EXERCISE INPUT:
◇ ◇ ◇ ◇

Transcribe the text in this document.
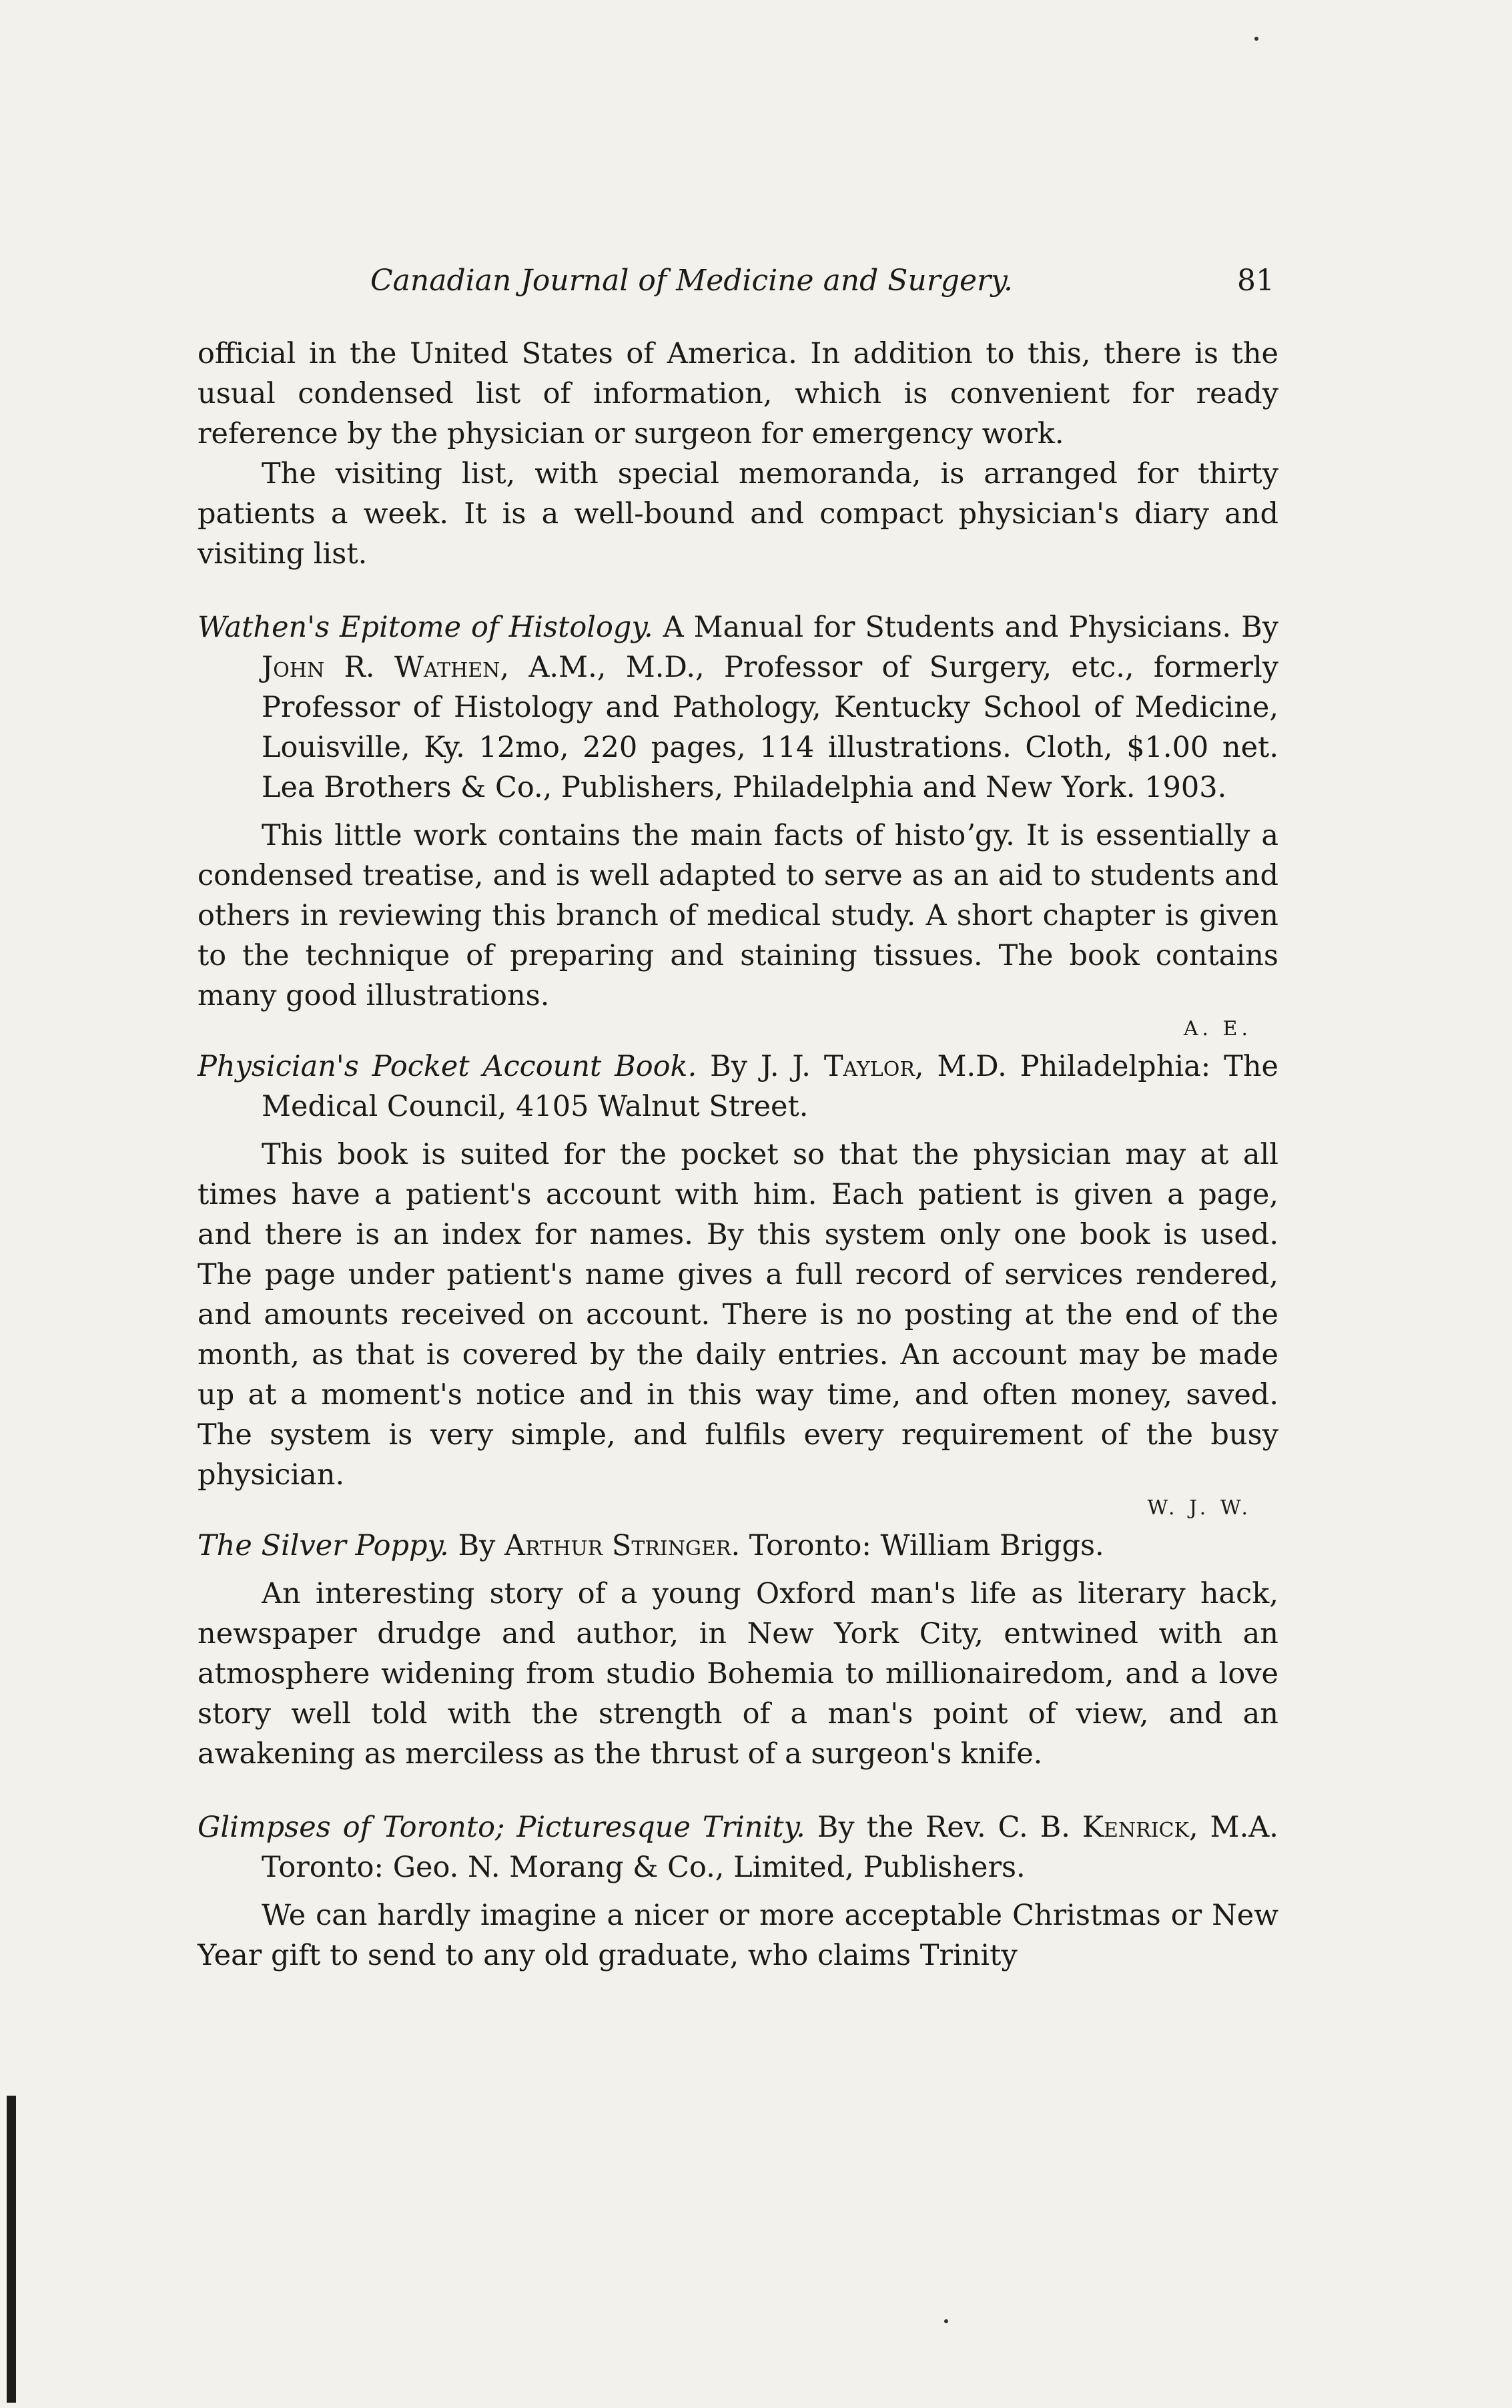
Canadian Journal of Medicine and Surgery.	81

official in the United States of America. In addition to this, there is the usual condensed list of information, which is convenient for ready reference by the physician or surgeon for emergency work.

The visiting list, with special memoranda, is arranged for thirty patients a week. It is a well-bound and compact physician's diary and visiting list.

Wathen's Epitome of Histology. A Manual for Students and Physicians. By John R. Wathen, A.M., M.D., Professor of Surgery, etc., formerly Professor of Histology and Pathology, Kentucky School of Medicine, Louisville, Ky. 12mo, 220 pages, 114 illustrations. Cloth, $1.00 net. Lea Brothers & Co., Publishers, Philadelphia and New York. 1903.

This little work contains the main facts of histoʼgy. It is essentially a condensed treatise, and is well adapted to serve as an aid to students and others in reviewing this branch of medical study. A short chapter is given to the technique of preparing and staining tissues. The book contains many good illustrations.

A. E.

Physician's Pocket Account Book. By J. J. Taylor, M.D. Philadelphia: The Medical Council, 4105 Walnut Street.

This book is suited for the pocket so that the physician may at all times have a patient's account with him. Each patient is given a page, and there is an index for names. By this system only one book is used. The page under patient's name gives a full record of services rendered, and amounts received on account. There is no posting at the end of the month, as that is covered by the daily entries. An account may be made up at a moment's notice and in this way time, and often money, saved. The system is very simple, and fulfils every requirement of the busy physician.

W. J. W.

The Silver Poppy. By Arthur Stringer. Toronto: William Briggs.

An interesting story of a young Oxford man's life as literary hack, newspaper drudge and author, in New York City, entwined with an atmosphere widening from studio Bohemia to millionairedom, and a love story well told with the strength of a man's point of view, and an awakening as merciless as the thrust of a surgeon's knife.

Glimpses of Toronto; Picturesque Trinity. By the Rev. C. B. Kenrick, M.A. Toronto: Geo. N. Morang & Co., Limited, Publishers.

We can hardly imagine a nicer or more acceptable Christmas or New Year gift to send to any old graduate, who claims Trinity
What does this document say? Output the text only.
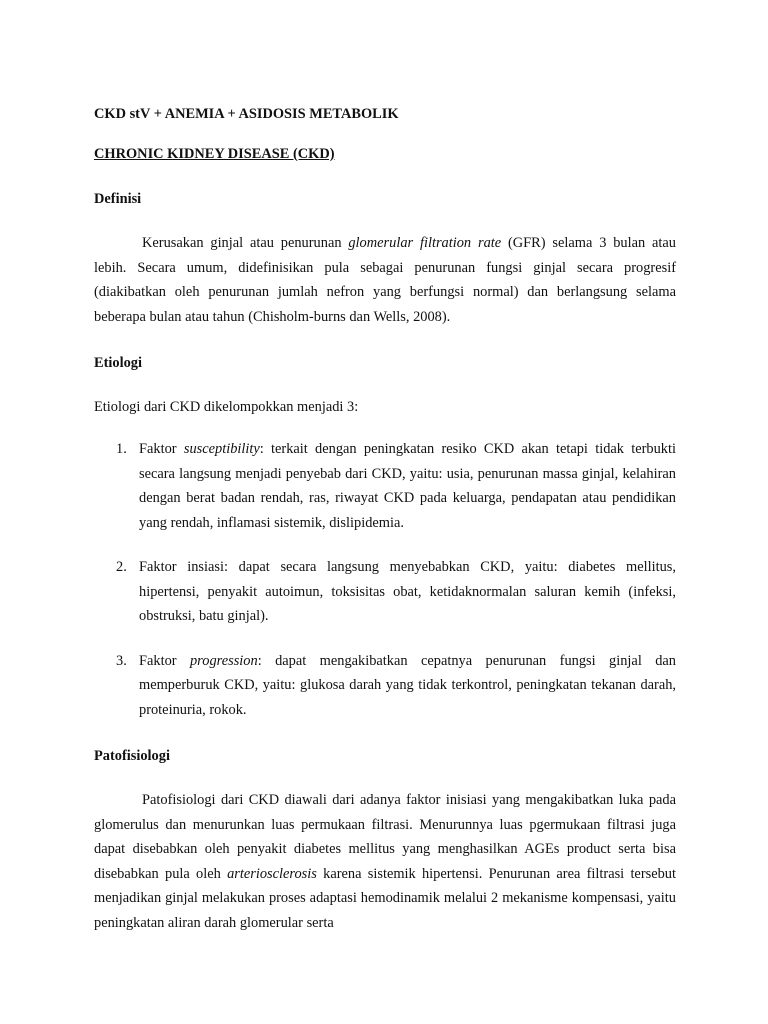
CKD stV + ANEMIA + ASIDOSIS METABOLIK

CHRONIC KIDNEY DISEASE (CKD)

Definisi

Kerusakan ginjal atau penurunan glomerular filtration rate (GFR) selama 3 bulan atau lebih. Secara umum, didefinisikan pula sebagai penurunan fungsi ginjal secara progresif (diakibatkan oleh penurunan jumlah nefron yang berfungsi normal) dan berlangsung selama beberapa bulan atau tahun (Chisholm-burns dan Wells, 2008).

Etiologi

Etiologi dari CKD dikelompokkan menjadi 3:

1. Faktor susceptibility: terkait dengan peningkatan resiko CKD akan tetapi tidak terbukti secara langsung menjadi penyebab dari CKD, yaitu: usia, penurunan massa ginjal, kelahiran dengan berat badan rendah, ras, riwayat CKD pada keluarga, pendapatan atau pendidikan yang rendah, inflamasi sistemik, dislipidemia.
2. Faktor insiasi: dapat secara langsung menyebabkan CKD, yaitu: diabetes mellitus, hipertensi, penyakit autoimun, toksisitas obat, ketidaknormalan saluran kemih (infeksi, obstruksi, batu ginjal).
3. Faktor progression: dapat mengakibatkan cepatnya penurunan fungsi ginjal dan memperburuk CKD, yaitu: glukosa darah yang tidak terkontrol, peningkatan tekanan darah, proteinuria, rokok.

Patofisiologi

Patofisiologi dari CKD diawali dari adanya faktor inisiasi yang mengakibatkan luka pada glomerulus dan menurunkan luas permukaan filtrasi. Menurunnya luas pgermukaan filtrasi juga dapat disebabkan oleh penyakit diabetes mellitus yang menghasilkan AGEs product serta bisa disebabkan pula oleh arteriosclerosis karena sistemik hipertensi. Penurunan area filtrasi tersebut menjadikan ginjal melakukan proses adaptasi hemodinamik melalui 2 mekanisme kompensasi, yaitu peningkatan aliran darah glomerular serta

◇ ◇ ◇ ◇

TASK TO CARRY OUT:
Provide the number of lines in the records above containing the string "text", and write nothing more.

YOUR RESPONSE:
2